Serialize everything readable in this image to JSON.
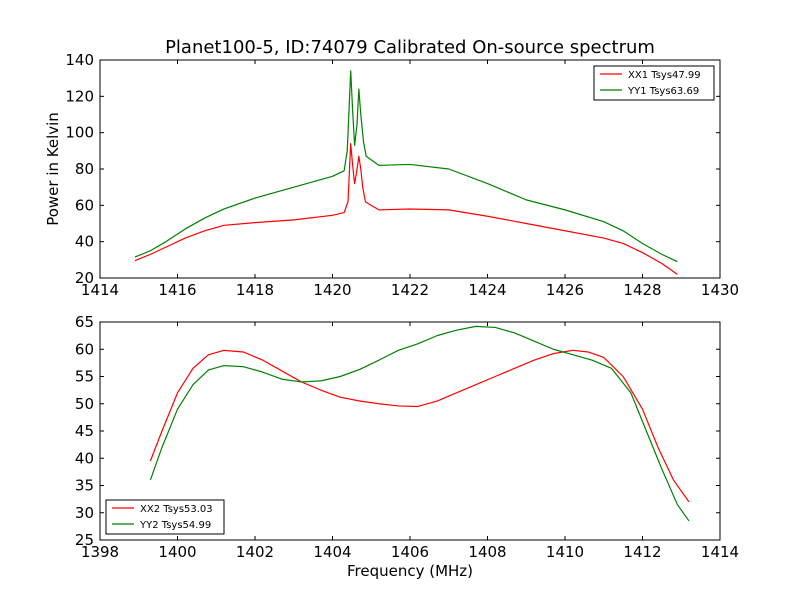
{
  "figure_title": "Planet100-5, ID:74079 Calibrated On-source spectrum",
  "chart_data": [
    {
      "type": "line",
      "ylabel": "Power in Kelvin",
      "xlabel": "",
      "xlim": [
        1414,
        1430
      ],
      "ylim": [
        20,
        140
      ],
      "xticks": [
        1414,
        1416,
        1418,
        1420,
        1422,
        1424,
        1426,
        1428,
        1430
      ],
      "yticks": [
        20,
        40,
        60,
        80,
        100,
        120,
        140
      ],
      "legend_position": "top-right",
      "series": [
        {
          "name": "XX1 Tsys47.99",
          "color": "#ff0000",
          "points": [
            [
              1414.9,
              29.5
            ],
            [
              1415.3,
              33
            ],
            [
              1415.7,
              37
            ],
            [
              1416.2,
              42
            ],
            [
              1416.7,
              46
            ],
            [
              1417.2,
              49
            ],
            [
              1418,
              50.5
            ],
            [
              1419,
              52
            ],
            [
              1420,
              54.5
            ],
            [
              1420.3,
              56
            ],
            [
              1420.4,
              62
            ],
            [
              1420.47,
              94
            ],
            [
              1420.52,
              82
            ],
            [
              1420.57,
              72
            ],
            [
              1420.62,
              78
            ],
            [
              1420.68,
              87
            ],
            [
              1420.73,
              80
            ],
            [
              1420.78,
              70
            ],
            [
              1420.85,
              62
            ],
            [
              1421,
              60
            ],
            [
              1421.2,
              57.5
            ],
            [
              1422,
              58
            ],
            [
              1423,
              57.5
            ],
            [
              1424,
              54
            ],
            [
              1425,
              50
            ],
            [
              1426,
              46
            ],
            [
              1427,
              42
            ],
            [
              1427.5,
              39
            ],
            [
              1428,
              34
            ],
            [
              1428.5,
              28
            ],
            [
              1428.9,
              22
            ]
          ]
        },
        {
          "name": "YY1 Tsys63.69",
          "color": "#008000",
          "points": [
            [
              1414.9,
              31.5
            ],
            [
              1415.3,
              35
            ],
            [
              1415.7,
              40
            ],
            [
              1416.2,
              47
            ],
            [
              1416.7,
              53
            ],
            [
              1417.2,
              58
            ],
            [
              1418,
              64
            ],
            [
              1419,
              70
            ],
            [
              1420,
              76
            ],
            [
              1420.3,
              79
            ],
            [
              1420.38,
              90
            ],
            [
              1420.47,
              134
            ],
            [
              1420.52,
              112
            ],
            [
              1420.57,
              93
            ],
            [
              1420.63,
              104
            ],
            [
              1420.68,
              124
            ],
            [
              1420.73,
              110
            ],
            [
              1420.8,
              95
            ],
            [
              1420.87,
              87
            ],
            [
              1421,
              85
            ],
            [
              1421.2,
              82
            ],
            [
              1422,
              82.5
            ],
            [
              1423,
              80
            ],
            [
              1424,
              72
            ],
            [
              1425,
              63
            ],
            [
              1426,
              57.5
            ],
            [
              1427,
              51
            ],
            [
              1427.5,
              46
            ],
            [
              1428,
              39
            ],
            [
              1428.5,
              33
            ],
            [
              1428.9,
              29
            ]
          ]
        }
      ]
    },
    {
      "type": "line",
      "ylabel": "",
      "xlabel": "Frequency (MHz)",
      "xlim": [
        1398,
        1414
      ],
      "ylim": [
        25,
        65
      ],
      "xticks": [
        1398,
        1400,
        1402,
        1404,
        1406,
        1408,
        1410,
        1412,
        1414
      ],
      "yticks": [
        25,
        30,
        35,
        40,
        45,
        50,
        55,
        60,
        65
      ],
      "legend_position": "bottom-left",
      "series": [
        {
          "name": "XX2 Tsys53.03",
          "color": "#ff0000",
          "points": [
            [
              1399.3,
              39.5
            ],
            [
              1399.6,
              45
            ],
            [
              1400,
              52
            ],
            [
              1400.4,
              56.5
            ],
            [
              1400.8,
              59
            ],
            [
              1401.2,
              59.8
            ],
            [
              1401.7,
              59.5
            ],
            [
              1402.2,
              58
            ],
            [
              1402.7,
              56
            ],
            [
              1403.2,
              54
            ],
            [
              1403.7,
              52.5
            ],
            [
              1404.2,
              51.2
            ],
            [
              1404.7,
              50.5
            ],
            [
              1405.2,
              50
            ],
            [
              1405.7,
              49.6
            ],
            [
              1406.2,
              49.5
            ],
            [
              1406.7,
              50.5
            ],
            [
              1407.2,
              52
            ],
            [
              1407.7,
              53.5
            ],
            [
              1408.2,
              55
            ],
            [
              1408.7,
              56.5
            ],
            [
              1409.2,
              58
            ],
            [
              1409.7,
              59.2
            ],
            [
              1410.2,
              59.8
            ],
            [
              1410.6,
              59.5
            ],
            [
              1411,
              58.5
            ],
            [
              1411.5,
              55
            ],
            [
              1412,
              49
            ],
            [
              1412.4,
              42
            ],
            [
              1412.8,
              36
            ],
            [
              1413.2,
              32
            ]
          ]
        },
        {
          "name": "YY2 Tsys54.99",
          "color": "#008000",
          "points": [
            [
              1399.3,
              36
            ],
            [
              1399.6,
              42
            ],
            [
              1400,
              49
            ],
            [
              1400.4,
              53.5
            ],
            [
              1400.8,
              56.2
            ],
            [
              1401.2,
              57
            ],
            [
              1401.7,
              56.8
            ],
            [
              1402.2,
              55.8
            ],
            [
              1402.7,
              54.5
            ],
            [
              1403.2,
              54
            ],
            [
              1403.7,
              54.2
            ],
            [
              1404.2,
              55
            ],
            [
              1404.7,
              56.3
            ],
            [
              1405.2,
              58
            ],
            [
              1405.7,
              59.8
            ],
            [
              1406.2,
              61
            ],
            [
              1406.7,
              62.5
            ],
            [
              1407.2,
              63.5
            ],
            [
              1407.7,
              64.2
            ],
            [
              1408.2,
              64
            ],
            [
              1408.7,
              63
            ],
            [
              1409.2,
              61.5
            ],
            [
              1409.7,
              60
            ],
            [
              1410.2,
              59
            ],
            [
              1410.7,
              58
            ],
            [
              1411.2,
              56.5
            ],
            [
              1411.7,
              52
            ],
            [
              1412.1,
              45
            ],
            [
              1412.5,
              38
            ],
            [
              1412.9,
              31.5
            ],
            [
              1413.2,
              28.5
            ]
          ]
        }
      ]
    }
  ]
}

=-=-=-=-=

TASK REQUIREMENTS: Go through the entries above and copy every line containing "name".

EXERCISE RESULT:
          "name": "XX1 Tsys47.99",
          "name": "YY1 Tsys63.69",
          "name": "XX2 Tsys53.03",
          "name": "YY2 Tsys54.99",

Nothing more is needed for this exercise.